### Task directions:
Your task is to output all the records below, word for word.

### Materials provided:
-- START --

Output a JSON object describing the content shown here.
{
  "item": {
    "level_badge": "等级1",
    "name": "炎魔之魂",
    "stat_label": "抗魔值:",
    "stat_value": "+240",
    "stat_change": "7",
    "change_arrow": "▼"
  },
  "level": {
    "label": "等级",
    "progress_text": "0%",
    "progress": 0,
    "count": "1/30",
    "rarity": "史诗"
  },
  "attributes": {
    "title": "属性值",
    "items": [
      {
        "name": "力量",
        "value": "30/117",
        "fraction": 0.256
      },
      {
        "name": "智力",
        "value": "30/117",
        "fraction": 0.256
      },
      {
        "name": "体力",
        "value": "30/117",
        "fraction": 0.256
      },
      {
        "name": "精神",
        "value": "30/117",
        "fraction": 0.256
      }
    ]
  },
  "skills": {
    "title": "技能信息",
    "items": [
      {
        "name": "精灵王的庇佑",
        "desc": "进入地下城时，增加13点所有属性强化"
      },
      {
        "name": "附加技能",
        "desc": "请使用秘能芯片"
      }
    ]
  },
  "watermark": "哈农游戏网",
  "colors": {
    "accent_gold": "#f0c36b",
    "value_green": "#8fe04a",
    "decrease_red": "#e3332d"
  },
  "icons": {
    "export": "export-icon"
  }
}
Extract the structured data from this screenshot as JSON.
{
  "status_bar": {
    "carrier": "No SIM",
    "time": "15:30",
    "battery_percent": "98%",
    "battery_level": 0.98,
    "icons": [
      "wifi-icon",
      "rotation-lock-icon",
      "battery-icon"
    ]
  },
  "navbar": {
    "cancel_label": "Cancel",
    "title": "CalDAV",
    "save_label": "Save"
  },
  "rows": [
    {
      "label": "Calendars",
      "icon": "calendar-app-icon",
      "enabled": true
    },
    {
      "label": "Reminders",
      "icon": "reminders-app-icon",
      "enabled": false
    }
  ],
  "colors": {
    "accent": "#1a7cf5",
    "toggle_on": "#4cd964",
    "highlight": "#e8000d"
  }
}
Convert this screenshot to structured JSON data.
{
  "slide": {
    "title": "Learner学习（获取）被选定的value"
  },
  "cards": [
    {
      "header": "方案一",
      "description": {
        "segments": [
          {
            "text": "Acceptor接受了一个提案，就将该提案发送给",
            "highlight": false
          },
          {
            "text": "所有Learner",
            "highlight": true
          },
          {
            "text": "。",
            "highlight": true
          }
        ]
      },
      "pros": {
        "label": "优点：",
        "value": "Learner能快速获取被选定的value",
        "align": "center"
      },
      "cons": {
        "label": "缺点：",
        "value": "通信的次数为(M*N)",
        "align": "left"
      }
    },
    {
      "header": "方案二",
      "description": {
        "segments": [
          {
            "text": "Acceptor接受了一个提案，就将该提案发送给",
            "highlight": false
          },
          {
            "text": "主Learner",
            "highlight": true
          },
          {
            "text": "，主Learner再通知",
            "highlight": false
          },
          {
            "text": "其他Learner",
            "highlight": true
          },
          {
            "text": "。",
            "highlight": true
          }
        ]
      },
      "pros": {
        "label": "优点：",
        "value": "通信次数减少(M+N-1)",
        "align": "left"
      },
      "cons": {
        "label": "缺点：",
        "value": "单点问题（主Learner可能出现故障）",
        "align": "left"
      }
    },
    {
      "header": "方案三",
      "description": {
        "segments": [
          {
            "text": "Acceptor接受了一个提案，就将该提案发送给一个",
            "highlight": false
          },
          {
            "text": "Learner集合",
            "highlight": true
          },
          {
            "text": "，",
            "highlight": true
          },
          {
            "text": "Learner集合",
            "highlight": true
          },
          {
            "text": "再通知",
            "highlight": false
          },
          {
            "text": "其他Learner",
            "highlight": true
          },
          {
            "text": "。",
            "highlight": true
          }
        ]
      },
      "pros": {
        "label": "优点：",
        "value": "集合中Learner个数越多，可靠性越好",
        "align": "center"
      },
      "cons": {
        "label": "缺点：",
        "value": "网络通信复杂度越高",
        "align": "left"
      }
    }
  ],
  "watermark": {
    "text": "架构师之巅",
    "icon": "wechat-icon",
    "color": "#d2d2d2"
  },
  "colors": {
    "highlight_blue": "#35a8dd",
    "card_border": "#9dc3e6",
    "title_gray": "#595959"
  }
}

-- END --

### Solution for this exercise:
Output a JSON object describing the content shown here.
{
  "item": {
    "level_badge": "等级1",
    "name": "炎魔之魂",
    "stat_label": "抗魔值:",
    "stat_value": "+240",
    "stat_change": "7",
    "change_arrow": "▼"
  },
  "level": {
    "label": "等级",
    "progress_text": "0%",
    "progress": 0,
    "count": "1/30",
    "rarity": "史诗"
  },
  "attributes": {
    "title": "属性值",
    "items": [
      {
        "name": "力量",
        "value": "30/117",
        "fraction": 0.256
      },
      {
        "name": "智力",
        "value": "30/117",
        "fraction": 0.256
      },
      {
        "name": "体力",
        "value": "30/117",
        "fraction": 0.256
      },
      {
        "name": "精神",
        "value": "30/117",
        "fraction": 0.256
      }
    ]
  },
  "skills": {
    "title": "技能信息",
    "items": [
      {
        "name": "精灵王的庇佑",
        "desc": "进入地下城时，增加13点所有属性强化"
      },
      {
        "name": "附加技能",
        "desc": "请使用秘能芯片"
      }
    ]
  },
  "watermark": "哈农游戏网",
  "colors": {
    "accent_gold": "#f0c36b",
    "value_green": "#8fe04a",
    "decrease_red": "#e3332d"
  },
  "icons": {
    "export": "export-icon"
  }
}
Extract the structured data from this screenshot as JSON.
{
  "status_bar": {
    "carrier": "No SIM",
    "time": "15:30",
    "battery_percent": "98%",
    "battery_level": 0.98,
    "icons": [
      "wifi-icon",
      "rotation-lock-icon",
      "battery-icon"
    ]
  },
  "navbar": {
    "cancel_label": "Cancel",
    "title": "CalDAV",
    "save_label": "Save"
  },
  "rows": [
    {
      "label": "Calendars",
      "icon": "calendar-app-icon",
      "enabled": true
    },
    {
      "label": "Reminders",
      "icon": "reminders-app-icon",
      "enabled": false
    }
  ],
  "colors": {
    "accent": "#1a7cf5",
    "toggle_on": "#4cd964",
    "highlight": "#e8000d"
  }
}
Convert this screenshot to structured JSON data.
{
  "slide": {
    "title": "Learner学习（获取）被选定的value"
  },
  "cards": [
    {
      "header": "方案一",
      "description": {
        "segments": [
          {
            "text": "Acceptor接受了一个提案，就将该提案发送给",
            "highlight": false
          },
          {
            "text": "所有Learner",
            "highlight": true
          },
          {
            "text": "。",
            "highlight": true
          }
        ]
      },
      "pros": {
        "label": "优点：",
        "value": "Learner能快速获取被选定的value",
        "align": "center"
      },
      "cons": {
        "label": "缺点：",
        "value": "通信的次数为(M*N)",
        "align": "left"
      }
    },
    {
      "header": "方案二",
      "description": {
        "segments": [
          {
            "text": "Acceptor接受了一个提案，就将该提案发送给",
            "highlight": false
          },
          {
            "text": "主Learner",
            "highlight": true
          },
          {
            "text": "，主Learner再通知",
            "highlight": false
          },
          {
            "text": "其他Learner",
            "highlight": true
          },
          {
            "text": "。",
            "highlight": true
          }
        ]
      },
      "pros": {
        "label": "优点：",
        "value": "通信次数减少(M+N-1)",
        "align": "left"
      },
      "cons": {
        "label": "缺点：",
        "value": "单点问题（主Learner可能出现故障）",
        "align": "left"
      }
    },
    {
      "header": "方案三",
      "description": {
        "segments": [
          {
            "text": "Acceptor接受了一个提案，就将该提案发送给一个",
            "highlight": false
          },
          {
            "text": "Learner集合",
            "highlight": true
          },
          {
            "text": "，",
            "highlight": true
          },
          {
            "text": "Learner集合",
            "highlight": true
          },
          {
            "text": "再通知",
            "highlight": false
          },
          {
            "text": "其他Learner",
            "highlight": true
          },
          {
            "text": "。",
            "highlight": true
          }
        ]
      },
      "pros": {
        "label": "优点：",
        "value": "集合中Learner个数越多，可靠性越好",
        "align": "center"
      },
      "cons": {
        "label": "缺点：",
        "value": "网络通信复杂度越高",
        "align": "left"
      }
    }
  ],
  "watermark": {
    "text": "架构师之巅",
    "icon": "wechat-icon",
    "color": "#d2d2d2"
  },
  "colors": {
    "highlight_blue": "#35a8dd",
    "card_border": "#9dc3e6",
    "title_gray": "#595959"
  }
}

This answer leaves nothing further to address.